- Aim of the task -
Your task is to copy every record exactly.

- Rows -
▼

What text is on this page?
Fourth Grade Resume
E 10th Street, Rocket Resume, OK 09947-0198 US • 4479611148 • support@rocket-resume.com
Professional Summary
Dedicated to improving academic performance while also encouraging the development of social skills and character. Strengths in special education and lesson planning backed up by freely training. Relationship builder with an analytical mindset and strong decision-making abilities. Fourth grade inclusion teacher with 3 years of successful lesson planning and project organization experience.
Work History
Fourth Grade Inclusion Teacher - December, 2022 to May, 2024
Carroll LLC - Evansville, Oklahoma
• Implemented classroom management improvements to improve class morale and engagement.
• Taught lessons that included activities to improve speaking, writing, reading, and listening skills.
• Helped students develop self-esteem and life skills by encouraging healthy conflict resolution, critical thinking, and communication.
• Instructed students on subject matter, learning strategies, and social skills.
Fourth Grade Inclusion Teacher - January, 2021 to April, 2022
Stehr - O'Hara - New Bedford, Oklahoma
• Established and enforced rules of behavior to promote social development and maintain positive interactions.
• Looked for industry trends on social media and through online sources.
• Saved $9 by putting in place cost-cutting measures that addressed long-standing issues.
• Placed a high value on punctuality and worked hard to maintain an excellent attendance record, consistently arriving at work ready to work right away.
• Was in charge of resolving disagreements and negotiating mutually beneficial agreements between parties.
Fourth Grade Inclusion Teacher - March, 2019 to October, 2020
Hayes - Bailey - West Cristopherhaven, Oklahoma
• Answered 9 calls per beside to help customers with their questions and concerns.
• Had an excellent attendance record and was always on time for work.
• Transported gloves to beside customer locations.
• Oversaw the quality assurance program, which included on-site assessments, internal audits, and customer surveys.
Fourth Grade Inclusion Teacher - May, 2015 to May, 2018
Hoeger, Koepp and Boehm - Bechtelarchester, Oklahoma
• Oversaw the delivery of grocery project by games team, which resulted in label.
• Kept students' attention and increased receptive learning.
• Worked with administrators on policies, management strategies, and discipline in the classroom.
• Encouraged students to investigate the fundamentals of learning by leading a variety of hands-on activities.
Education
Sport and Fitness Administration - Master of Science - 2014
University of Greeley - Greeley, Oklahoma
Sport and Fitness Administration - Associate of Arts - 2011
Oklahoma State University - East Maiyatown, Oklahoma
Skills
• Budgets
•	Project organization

▲

- Solution -
What text is on this page?
Fourth Grade Resume
E 10th Street, Rocket Resume, OK 09947-0198 US • 4479611148 • support@rocket-resume.com
Professional Summary
Dedicated to improving academic performance while also encouraging the development of social skills and character. Strengths in special education and lesson planning backed up by freely training. Relationship builder with an analytical mindset and strong decision-making abilities. Fourth grade inclusion teacher with 3 years of successful lesson planning and project organization experience.
Work History
Fourth Grade Inclusion Teacher - December, 2022 to May, 2024
Carroll LLC - Evansville, Oklahoma
• Implemented classroom management improvements to improve class morale and engagement.
• Taught lessons that included activities to improve speaking, writing, reading, and listening skills.
• Helped students develop self-esteem and life skills by encouraging healthy conflict resolution, critical thinking, and communication.
• Instructed students on subject matter, learning strategies, and social skills.
Fourth Grade Inclusion Teacher - January, 2021 to April, 2022
Stehr - O'Hara - New Bedford, Oklahoma
• Established and enforced rules of behavior to promote social development and maintain positive interactions.
• Looked for industry trends on social media and through online sources.
• Saved $9 by putting in place cost-cutting measures that addressed long-standing issues.
• Placed a high value on punctuality and worked hard to maintain an excellent attendance record, consistently arriving at work ready to work right away.
• Was in charge of resolving disagreements and negotiating mutually beneficial agreements between parties.
Fourth Grade Inclusion Teacher - March, 2019 to October, 2020
Hayes - Bailey - West Cristopherhaven, Oklahoma
• Answered 9 calls per beside to help customers with their questions and concerns.
• Had an excellent attendance record and was always on time for work.
• Transported gloves to beside customer locations.
• Oversaw the quality assurance program, which included on-site assessments, internal audits, and customer surveys.
Fourth Grade Inclusion Teacher - May, 2015 to May, 2018
Hoeger, Koepp and Boehm - Bechtelarchester, Oklahoma
• Oversaw the delivery of grocery project by games team, which resulted in label.
• Kept students' attention and increased receptive learning.
• Worked with administrators on policies, management strategies, and discipline in the classroom.
• Encouraged students to investigate the fundamentals of learning by leading a variety of hands-on activities.
Education
Sport and Fitness Administration - Master of Science - 2014
University of Greeley - Greeley, Oklahoma
Sport and Fitness Administration - Associate of Arts - 2011
Oklahoma State University - East Maiyatown, Oklahoma
Skills
• Budgets
•	Project organization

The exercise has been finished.